## Excerpted data:
* * *
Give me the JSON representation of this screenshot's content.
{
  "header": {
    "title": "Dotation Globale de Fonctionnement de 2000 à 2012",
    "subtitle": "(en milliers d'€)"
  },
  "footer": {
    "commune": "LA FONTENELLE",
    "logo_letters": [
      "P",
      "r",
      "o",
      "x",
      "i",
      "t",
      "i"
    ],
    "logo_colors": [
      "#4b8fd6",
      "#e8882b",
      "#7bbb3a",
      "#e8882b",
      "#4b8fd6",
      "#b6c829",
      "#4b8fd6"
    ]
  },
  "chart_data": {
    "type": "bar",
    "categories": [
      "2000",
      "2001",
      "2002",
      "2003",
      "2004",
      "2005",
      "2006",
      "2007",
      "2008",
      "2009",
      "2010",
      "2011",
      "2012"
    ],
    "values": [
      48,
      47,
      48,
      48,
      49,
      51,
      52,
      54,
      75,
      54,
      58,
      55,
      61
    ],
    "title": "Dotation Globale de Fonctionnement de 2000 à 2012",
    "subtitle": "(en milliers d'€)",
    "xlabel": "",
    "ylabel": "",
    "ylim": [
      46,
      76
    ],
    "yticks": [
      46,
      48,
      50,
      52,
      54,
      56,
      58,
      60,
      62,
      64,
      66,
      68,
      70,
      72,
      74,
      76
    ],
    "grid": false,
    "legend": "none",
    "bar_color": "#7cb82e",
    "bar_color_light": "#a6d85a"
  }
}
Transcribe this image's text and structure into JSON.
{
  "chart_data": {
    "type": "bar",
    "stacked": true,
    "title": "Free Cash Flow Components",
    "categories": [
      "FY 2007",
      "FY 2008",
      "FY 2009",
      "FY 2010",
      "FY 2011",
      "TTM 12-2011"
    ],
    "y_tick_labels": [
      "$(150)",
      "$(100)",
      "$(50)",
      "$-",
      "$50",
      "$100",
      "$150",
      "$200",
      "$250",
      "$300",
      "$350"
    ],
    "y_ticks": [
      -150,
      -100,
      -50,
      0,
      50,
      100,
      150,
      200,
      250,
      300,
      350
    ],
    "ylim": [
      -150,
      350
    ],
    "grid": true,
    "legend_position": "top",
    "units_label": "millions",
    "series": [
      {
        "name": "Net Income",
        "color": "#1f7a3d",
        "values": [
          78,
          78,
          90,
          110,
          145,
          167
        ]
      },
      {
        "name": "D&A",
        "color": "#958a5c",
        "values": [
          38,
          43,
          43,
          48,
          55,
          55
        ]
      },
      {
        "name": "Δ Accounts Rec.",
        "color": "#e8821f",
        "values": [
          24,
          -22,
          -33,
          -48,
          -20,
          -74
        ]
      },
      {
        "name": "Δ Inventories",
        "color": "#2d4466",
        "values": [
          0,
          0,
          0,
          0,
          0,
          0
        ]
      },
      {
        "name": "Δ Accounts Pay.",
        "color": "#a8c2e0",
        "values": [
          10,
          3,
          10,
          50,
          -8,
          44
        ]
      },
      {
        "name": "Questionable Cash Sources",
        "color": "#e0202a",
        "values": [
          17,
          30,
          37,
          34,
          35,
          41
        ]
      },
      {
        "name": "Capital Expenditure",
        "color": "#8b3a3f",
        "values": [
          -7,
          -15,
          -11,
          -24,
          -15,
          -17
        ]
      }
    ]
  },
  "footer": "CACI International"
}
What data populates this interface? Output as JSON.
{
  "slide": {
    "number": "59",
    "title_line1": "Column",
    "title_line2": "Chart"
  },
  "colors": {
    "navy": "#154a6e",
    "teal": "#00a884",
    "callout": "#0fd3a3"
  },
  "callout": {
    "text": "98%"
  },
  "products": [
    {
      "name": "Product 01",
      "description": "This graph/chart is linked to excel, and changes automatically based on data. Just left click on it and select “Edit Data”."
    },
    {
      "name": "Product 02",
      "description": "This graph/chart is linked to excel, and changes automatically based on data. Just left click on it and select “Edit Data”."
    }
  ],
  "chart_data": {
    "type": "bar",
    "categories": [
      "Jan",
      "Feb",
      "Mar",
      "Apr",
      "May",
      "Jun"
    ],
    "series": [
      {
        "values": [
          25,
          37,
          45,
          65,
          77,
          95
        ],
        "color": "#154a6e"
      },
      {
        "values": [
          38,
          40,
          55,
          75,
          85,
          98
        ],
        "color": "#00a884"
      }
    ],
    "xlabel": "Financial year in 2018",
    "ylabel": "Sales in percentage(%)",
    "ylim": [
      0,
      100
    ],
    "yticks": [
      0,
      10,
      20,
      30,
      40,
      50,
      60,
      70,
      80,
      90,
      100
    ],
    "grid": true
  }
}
* * *
## Task prompt:
Show all lines from the listing above in which "xlabel" appears.

## Answer in full:
    "xlabel": "",
    "xlabel": "Financial year in 2018",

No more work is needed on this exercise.